Exercise goal →
Where a line contains the word "next", copy that line.

Records supplied →
────────────────
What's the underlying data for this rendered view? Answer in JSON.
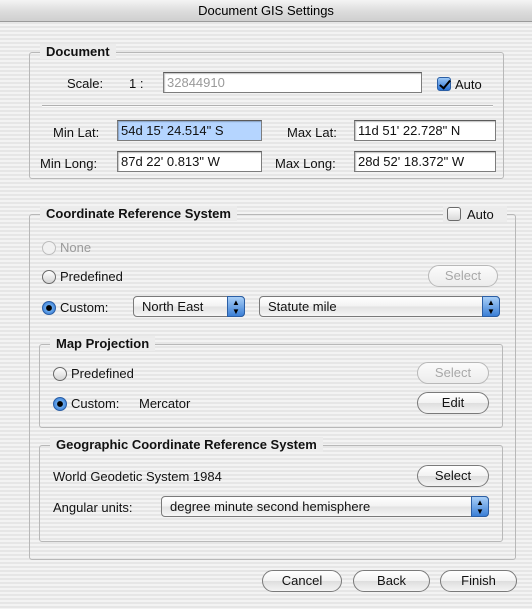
{
  "window": {
    "title": "Document GIS Settings"
  },
  "document": {
    "legend": "Document",
    "scale_label": "Scale:",
    "scale_prefix": "1 :",
    "scale_value": "32844910",
    "auto_label": "Auto",
    "auto_checked": true,
    "min_lat_label": "Min Lat:",
    "min_lat_value": "54d 15' 24.514\" S",
    "max_lat_label": "Max Lat:",
    "max_lat_value": "11d 51' 22.728\" N",
    "min_long_label": "Min Long:",
    "min_long_value": "87d 22' 0.813\" W",
    "max_long_label": "Max Long:",
    "max_long_value": "28d 52' 18.372\" W"
  },
  "crs": {
    "legend": "Coordinate Reference System",
    "auto_label": "Auto",
    "auto_checked": false,
    "none_label": "None",
    "predefined_label": "Predefined",
    "predefined_select_label": "Select",
    "custom_label": "Custom:",
    "orientation_value": "North East",
    "units_value": "Statute mile"
  },
  "projection": {
    "legend": "Map Projection",
    "predefined_label": "Predefined",
    "select_label": "Select",
    "custom_label": "Custom:",
    "custom_value": "Mercator",
    "edit_label": "Edit"
  },
  "geo_crs": {
    "legend": "Geographic Coordinate Reference System",
    "name": "World Geodetic System 1984",
    "select_label": "Select",
    "angular_label": "Angular units:",
    "angular_value": "degree minute second hemisphere"
  },
  "footer": {
    "cancel_label": "Cancel",
    "back_label": "Back",
    "finish_label": "Finish"
  },
  "colors": {
    "selection": "#b5d5ff",
    "aqua_blue": "#3b7fd6",
    "disabled_text": "#9a9a9a"
  }
}
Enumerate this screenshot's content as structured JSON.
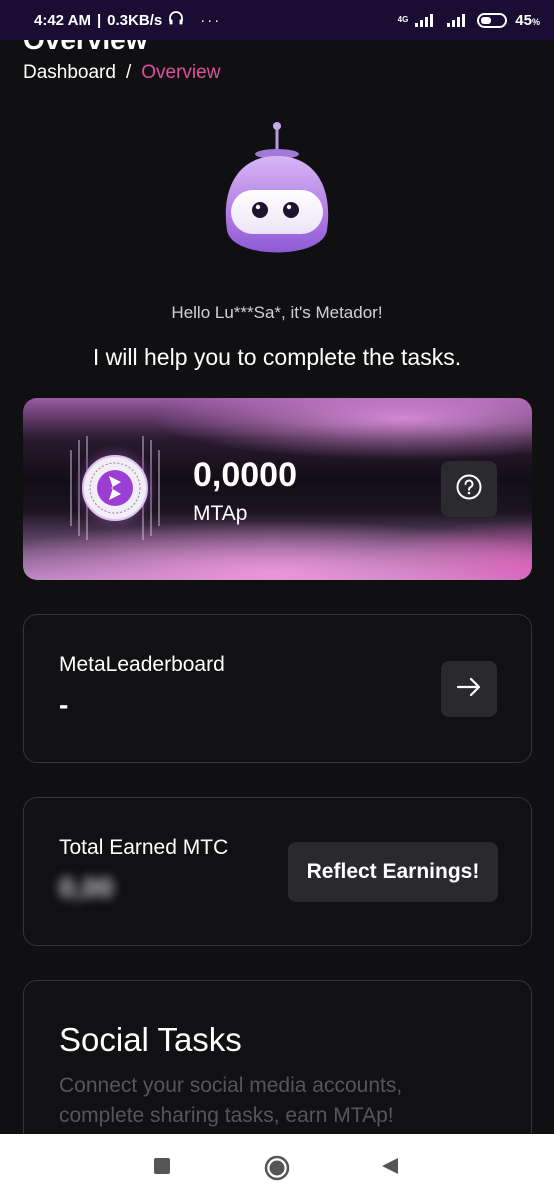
{
  "status_bar": {
    "time": "4:42 AM",
    "speed": "0.3KB/s",
    "dots": "···",
    "network": "4G",
    "battery": "45",
    "battery_unit": "%",
    "battery_level": 0.45
  },
  "header": {
    "title": "Overview",
    "breadcrumb": {
      "home": "Dashboard",
      "separator": "/",
      "current": "Overview"
    }
  },
  "greeting": "Hello Lu***Sa*, it's Metador!",
  "headline": "I will help you to complete the tasks.",
  "balance": {
    "value": "0,0000",
    "unit": "MTAp"
  },
  "leaderboard": {
    "title": "MetaLeaderboard",
    "rank": "-"
  },
  "earned": {
    "title": "Total Earned MTC",
    "value": "0,00",
    "button_label": "Reflect Earnings!"
  },
  "social_tasks": {
    "title": "Social Tasks",
    "description": "Connect your social media accounts, complete sharing tasks, earn MTAp!"
  },
  "colors": {
    "accent": "#e0509a",
    "background": "#101012",
    "card_border": "#34343a"
  },
  "icons": [
    "headphones-icon",
    "signal-icon",
    "battery-icon",
    "robot-mascot",
    "coin-logo",
    "help-icon",
    "arrow-right-icon",
    "recent-apps-icon",
    "home-icon",
    "back-icon"
  ]
}
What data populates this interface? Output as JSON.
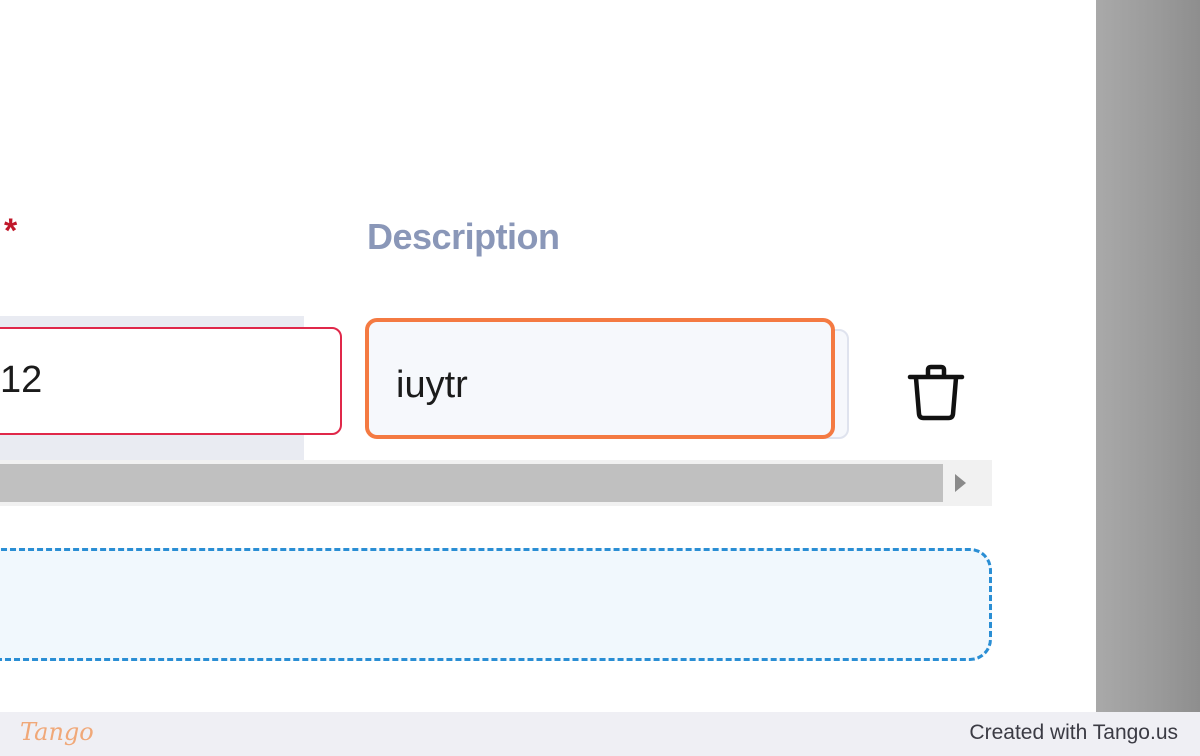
{
  "form": {
    "required_marker": "*",
    "description_label": "Description",
    "left_field_value": "12",
    "description_value": "iuytr"
  },
  "icons": {
    "delete": "trash-icon",
    "scroll_right": "triangle-right-icon"
  },
  "footer": {
    "logo_text": "Tango",
    "credit": "Created with Tango.us"
  },
  "colors": {
    "highlight": "#f47a42",
    "error_border": "#e0284a",
    "required_star": "#c0182a",
    "label": "#8a97b8",
    "dropzone_border": "#2a8ed4"
  }
}
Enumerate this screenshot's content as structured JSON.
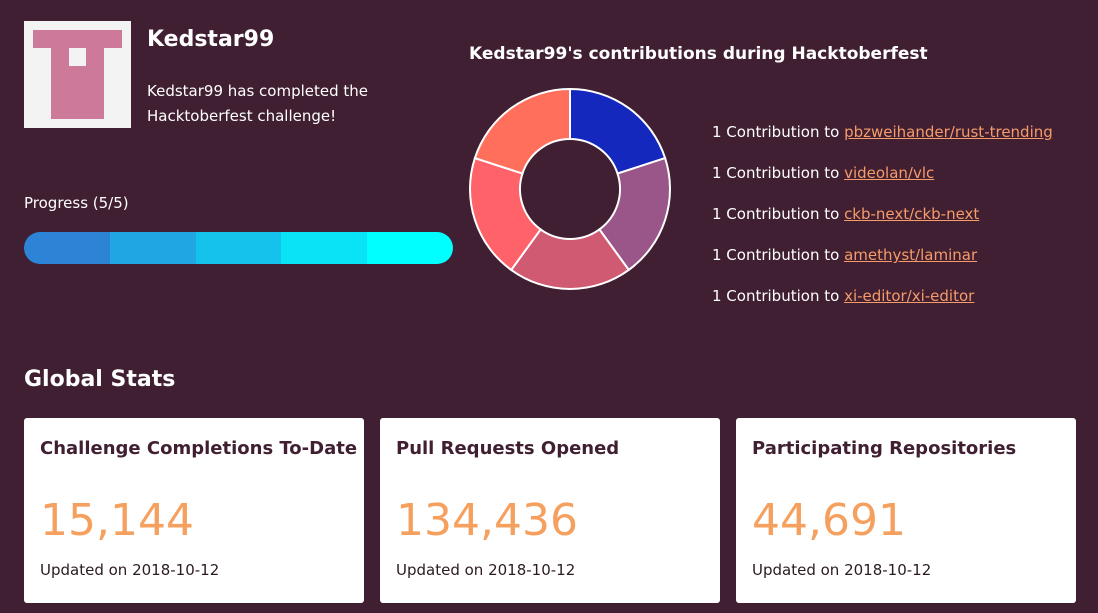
{
  "profile": {
    "username": "Kedstar99",
    "completed_text": "Kedstar99 has completed the Hacktoberfest challenge!",
    "avatar_icon": "identicon-avatar",
    "avatar_color": "#cd7a9a"
  },
  "progress": {
    "label": "Progress (5/5)",
    "completed": 5,
    "total": 5,
    "fraction": 1.0,
    "segment_colors": [
      "#2d84d6",
      "#1fa6e3",
      "#14c2ec",
      "#0ae2f6",
      "#00ffff"
    ]
  },
  "chart_data": {
    "type": "pie",
    "title": "Kedstar99's contributions during Hacktoberfest",
    "categories": [
      "pbzweihander/rust-trending",
      "videolan/vlc",
      "ckb-next/ckb-next",
      "amethyst/laminar",
      "xi-editor/xi-editor"
    ],
    "values": [
      1,
      1,
      1,
      1,
      1
    ],
    "colors": [
      "#1428be",
      "#9a5688",
      "#d05a72",
      "#ff6268",
      "#ff6f5c"
    ],
    "donut": true,
    "legend": "right"
  },
  "contributions": [
    {
      "prefix": "1 Contribution to",
      "repo": "pbzweihander/rust-trending"
    },
    {
      "prefix": "1 Contribution to",
      "repo": "videolan/vlc"
    },
    {
      "prefix": "1 Contribution to",
      "repo": "ckb-next/ckb-next"
    },
    {
      "prefix": "1 Contribution to",
      "repo": "amethyst/laminar"
    },
    {
      "prefix": "1 Contribution to",
      "repo": "xi-editor/xi-editor"
    }
  ],
  "global": {
    "title": "Global Stats",
    "cards": [
      {
        "title": "Challenge Completions To-Date",
        "value": "15,144",
        "updated": "Updated on 2018-10-12"
      },
      {
        "title": "Pull Requests Opened",
        "value": "134,436",
        "updated": "Updated on 2018-10-12"
      },
      {
        "title": "Participating Repositories",
        "value": "44,691",
        "updated": "Updated on 2018-10-12"
      }
    ]
  },
  "colors": {
    "background": "#3f1f31",
    "link": "#f69b6a",
    "stat_value": "#f5a05f",
    "card_title": "#3f1f31"
  }
}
────────────────
Answer in full →
      "ckb-next/ckb-next",
      "repo": "ckb-next/ckb-next"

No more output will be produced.